__Stored data entries__.
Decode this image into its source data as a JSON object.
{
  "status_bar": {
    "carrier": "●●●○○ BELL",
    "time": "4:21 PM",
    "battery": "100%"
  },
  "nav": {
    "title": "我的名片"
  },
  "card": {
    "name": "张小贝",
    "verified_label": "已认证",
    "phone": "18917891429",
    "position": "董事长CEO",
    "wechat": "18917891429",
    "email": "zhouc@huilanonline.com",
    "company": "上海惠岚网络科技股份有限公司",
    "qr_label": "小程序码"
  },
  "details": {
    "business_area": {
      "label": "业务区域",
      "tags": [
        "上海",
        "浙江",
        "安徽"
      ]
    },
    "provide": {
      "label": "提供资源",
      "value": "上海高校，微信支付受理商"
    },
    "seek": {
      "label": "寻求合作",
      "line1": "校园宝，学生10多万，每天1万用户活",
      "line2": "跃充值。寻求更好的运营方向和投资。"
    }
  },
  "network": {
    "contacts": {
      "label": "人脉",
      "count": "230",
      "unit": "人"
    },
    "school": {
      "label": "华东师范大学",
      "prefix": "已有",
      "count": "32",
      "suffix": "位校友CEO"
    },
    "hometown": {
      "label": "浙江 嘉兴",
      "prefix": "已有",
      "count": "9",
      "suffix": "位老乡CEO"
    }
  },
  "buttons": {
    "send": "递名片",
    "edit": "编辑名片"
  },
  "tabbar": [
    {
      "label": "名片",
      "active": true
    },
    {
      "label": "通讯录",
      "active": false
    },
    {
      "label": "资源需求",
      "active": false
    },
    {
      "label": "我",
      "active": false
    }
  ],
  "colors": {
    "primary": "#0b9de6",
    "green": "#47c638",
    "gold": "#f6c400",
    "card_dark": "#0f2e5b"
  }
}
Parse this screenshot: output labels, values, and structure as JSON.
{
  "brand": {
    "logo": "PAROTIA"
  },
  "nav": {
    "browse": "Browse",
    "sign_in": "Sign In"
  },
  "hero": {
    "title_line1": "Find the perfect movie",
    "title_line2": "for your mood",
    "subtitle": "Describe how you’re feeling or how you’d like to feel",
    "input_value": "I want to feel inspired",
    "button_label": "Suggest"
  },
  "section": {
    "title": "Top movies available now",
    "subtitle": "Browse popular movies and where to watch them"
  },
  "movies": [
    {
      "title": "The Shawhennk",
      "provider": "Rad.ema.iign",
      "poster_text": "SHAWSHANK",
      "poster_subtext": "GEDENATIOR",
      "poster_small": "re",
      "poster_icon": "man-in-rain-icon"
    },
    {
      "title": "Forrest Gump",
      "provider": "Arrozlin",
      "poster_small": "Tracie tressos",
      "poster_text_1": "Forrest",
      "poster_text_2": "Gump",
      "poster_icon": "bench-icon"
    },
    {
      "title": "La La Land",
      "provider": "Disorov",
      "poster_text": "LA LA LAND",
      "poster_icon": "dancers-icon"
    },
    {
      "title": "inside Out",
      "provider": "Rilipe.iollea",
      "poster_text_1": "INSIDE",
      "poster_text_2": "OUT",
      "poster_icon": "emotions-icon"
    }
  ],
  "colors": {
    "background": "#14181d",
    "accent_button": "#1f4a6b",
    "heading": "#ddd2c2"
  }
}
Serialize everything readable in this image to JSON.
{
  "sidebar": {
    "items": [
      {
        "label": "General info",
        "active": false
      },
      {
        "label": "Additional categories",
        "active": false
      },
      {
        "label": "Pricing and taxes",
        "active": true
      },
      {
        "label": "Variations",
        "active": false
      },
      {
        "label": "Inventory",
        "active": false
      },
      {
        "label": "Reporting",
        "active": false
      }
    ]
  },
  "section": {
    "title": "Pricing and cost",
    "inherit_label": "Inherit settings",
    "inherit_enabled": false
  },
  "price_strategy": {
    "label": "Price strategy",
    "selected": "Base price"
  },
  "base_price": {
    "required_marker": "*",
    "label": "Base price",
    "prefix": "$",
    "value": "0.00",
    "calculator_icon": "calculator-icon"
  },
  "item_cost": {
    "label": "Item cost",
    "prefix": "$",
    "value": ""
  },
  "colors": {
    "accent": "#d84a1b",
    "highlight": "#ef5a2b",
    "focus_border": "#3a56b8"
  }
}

__TO BE DONE__. Each line of the material should be echoed exactly.

__EXPECTED ANSWER__.
Decode this image into its source data as a JSON object.
{
  "status_bar": {
    "carrier": "●●●○○ BELL",
    "time": "4:21 PM",
    "battery": "100%"
  },
  "nav": {
    "title": "我的名片"
  },
  "card": {
    "name": "张小贝",
    "verified_label": "已认证",
    "phone": "18917891429",
    "position": "董事长CEO",
    "wechat": "18917891429",
    "email": "zhouc@huilanonline.com",
    "company": "上海惠岚网络科技股份有限公司",
    "qr_label": "小程序码"
  },
  "details": {
    "business_area": {
      "label": "业务区域",
      "tags": [
        "上海",
        "浙江",
        "安徽"
      ]
    },
    "provide": {
      "label": "提供资源",
      "value": "上海高校，微信支付受理商"
    },
    "seek": {
      "label": "寻求合作",
      "line1": "校园宝，学生10多万，每天1万用户活",
      "line2": "跃充值。寻求更好的运营方向和投资。"
    }
  },
  "network": {
    "contacts": {
      "label": "人脉",
      "count": "230",
      "unit": "人"
    },
    "school": {
      "label": "华东师范大学",
      "prefix": "已有",
      "count": "32",
      "suffix": "位校友CEO"
    },
    "hometown": {
      "label": "浙江 嘉兴",
      "prefix": "已有",
      "count": "9",
      "suffix": "位老乡CEO"
    }
  },
  "buttons": {
    "send": "递名片",
    "edit": "编辑名片"
  },
  "tabbar": [
    {
      "label": "名片",
      "active": true
    },
    {
      "label": "通讯录",
      "active": false
    },
    {
      "label": "资源需求",
      "active": false
    },
    {
      "label": "我",
      "active": false
    }
  ],
  "colors": {
    "primary": "#0b9de6",
    "green": "#47c638",
    "gold": "#f6c400",
    "card_dark": "#0f2e5b"
  }
}
Parse this screenshot: output labels, values, and structure as JSON.
{
  "brand": {
    "logo": "PAROTIA"
  },
  "nav": {
    "browse": "Browse",
    "sign_in": "Sign In"
  },
  "hero": {
    "title_line1": "Find the perfect movie",
    "title_line2": "for your mood",
    "subtitle": "Describe how you’re feeling or how you’d like to feel",
    "input_value": "I want to feel inspired",
    "button_label": "Suggest"
  },
  "section": {
    "title": "Top movies available now",
    "subtitle": "Browse popular movies and where to watch them"
  },
  "movies": [
    {
      "title": "The Shawhennk",
      "provider": "Rad.ema.iign",
      "poster_text": "SHAWSHANK",
      "poster_subtext": "GEDENATIOR",
      "poster_small": "re",
      "poster_icon": "man-in-rain-icon"
    },
    {
      "title": "Forrest Gump",
      "provider": "Arrozlin",
      "poster_small": "Tracie tressos",
      "poster_text_1": "Forrest",
      "poster_text_2": "Gump",
      "poster_icon": "bench-icon"
    },
    {
      "title": "La La Land",
      "provider": "Disorov",
      "poster_text": "LA LA LAND",
      "poster_icon": "dancers-icon"
    },
    {
      "title": "inside Out",
      "provider": "Rilipe.iollea",
      "poster_text_1": "INSIDE",
      "poster_text_2": "OUT",
      "poster_icon": "emotions-icon"
    }
  ],
  "colors": {
    "background": "#14181d",
    "accent_button": "#1f4a6b",
    "heading": "#ddd2c2"
  }
}
Serialize everything readable in this image to JSON.
{
  "sidebar": {
    "items": [
      {
        "label": "General info",
        "active": false
      },
      {
        "label": "Additional categories",
        "active": false
      },
      {
        "label": "Pricing and taxes",
        "active": true
      },
      {
        "label": "Variations",
        "active": false
      },
      {
        "label": "Inventory",
        "active": false
      },
      {
        "label": "Reporting",
        "active": false
      }
    ]
  },
  "section": {
    "title": "Pricing and cost",
    "inherit_label": "Inherit settings",
    "inherit_enabled": false
  },
  "price_strategy": {
    "label": "Price strategy",
    "selected": "Base price"
  },
  "base_price": {
    "required_marker": "*",
    "label": "Base price",
    "prefix": "$",
    "value": "0.00",
    "calculator_icon": "calculator-icon"
  },
  "item_cost": {
    "label": "Item cost",
    "prefix": "$",
    "value": ""
  },
  "colors": {
    "accent": "#d84a1b",
    "highlight": "#ef5a2b",
    "focus_border": "#3a56b8"
  }
}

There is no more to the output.